── Records ──
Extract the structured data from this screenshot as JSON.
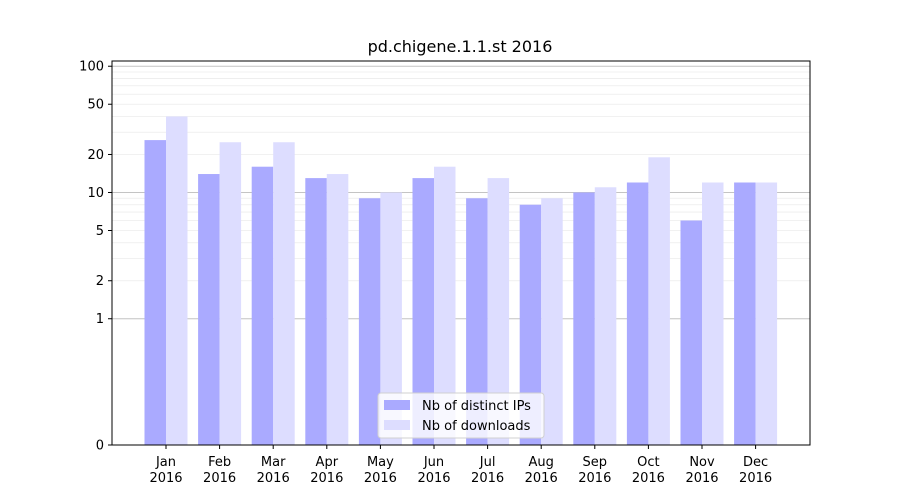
{
  "chart_data": {
    "type": "bar",
    "title": "pd.chigene.1.1.st 2016",
    "xlabel": "",
    "ylabel": "",
    "yscale": "symlog",
    "ylim": [
      0,
      110
    ],
    "yticks": [
      0,
      1,
      2,
      5,
      10,
      20,
      50,
      100
    ],
    "grid": true,
    "legend_position": "bottom-center",
    "categories": [
      [
        "Jan",
        "2016"
      ],
      [
        "Feb",
        "2016"
      ],
      [
        "Mar",
        "2016"
      ],
      [
        "Apr",
        "2016"
      ],
      [
        "May",
        "2016"
      ],
      [
        "Jun",
        "2016"
      ],
      [
        "Jul",
        "2016"
      ],
      [
        "Aug",
        "2016"
      ],
      [
        "Sep",
        "2016"
      ],
      [
        "Oct",
        "2016"
      ],
      [
        "Nov",
        "2016"
      ],
      [
        "Dec",
        "2016"
      ]
    ],
    "series": [
      {
        "name": "Nb of distinct IPs",
        "color": "#aaaaff",
        "values": [
          26,
          14,
          16,
          13,
          9,
          13,
          9,
          8,
          10,
          12,
          6,
          12
        ]
      },
      {
        "name": "Nb of downloads",
        "color": "#ddddff",
        "values": [
          40,
          25,
          25,
          14,
          10,
          16,
          13,
          9,
          11,
          19,
          12,
          12
        ]
      }
    ]
  }
}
───
# [Task prompt]
Reproduce every entry exactly, but omit each picture.

# [Right answer]
Extract the structured data from this screenshot as JSON.
{
  "chart_data": {
    "type": "bar",
    "title": "pd.chigene.1.1.st 2016",
    "xlabel": "",
    "ylabel": "",
    "yscale": "symlog",
    "ylim": [
      0,
      110
    ],
    "yticks": [
      0,
      1,
      2,
      5,
      10,
      20,
      50,
      100
    ],
    "grid": true,
    "legend_position": "bottom-center",
    "categories": [
      [
        "Jan",
        "2016"
      ],
      [
        "Feb",
        "2016"
      ],
      [
        "Mar",
        "2016"
      ],
      [
        "Apr",
        "2016"
      ],
      [
        "May",
        "2016"
      ],
      [
        "Jun",
        "2016"
      ],
      [
        "Jul",
        "2016"
      ],
      [
        "Aug",
        "2016"
      ],
      [
        "Sep",
        "2016"
      ],
      [
        "Oct",
        "2016"
      ],
      [
        "Nov",
        "2016"
      ],
      [
        "Dec",
        "2016"
      ]
    ],
    "series": [
      {
        "name": "Nb of distinct IPs",
        "color": "#aaaaff",
        "values": [
          26,
          14,
          16,
          13,
          9,
          13,
          9,
          8,
          10,
          12,
          6,
          12
        ]
      },
      {
        "name": "Nb of downloads",
        "color": "#ddddff",
        "values": [
          40,
          25,
          25,
          14,
          10,
          16,
          13,
          9,
          11,
          19,
          12,
          12
        ]
      }
    ]
  }
}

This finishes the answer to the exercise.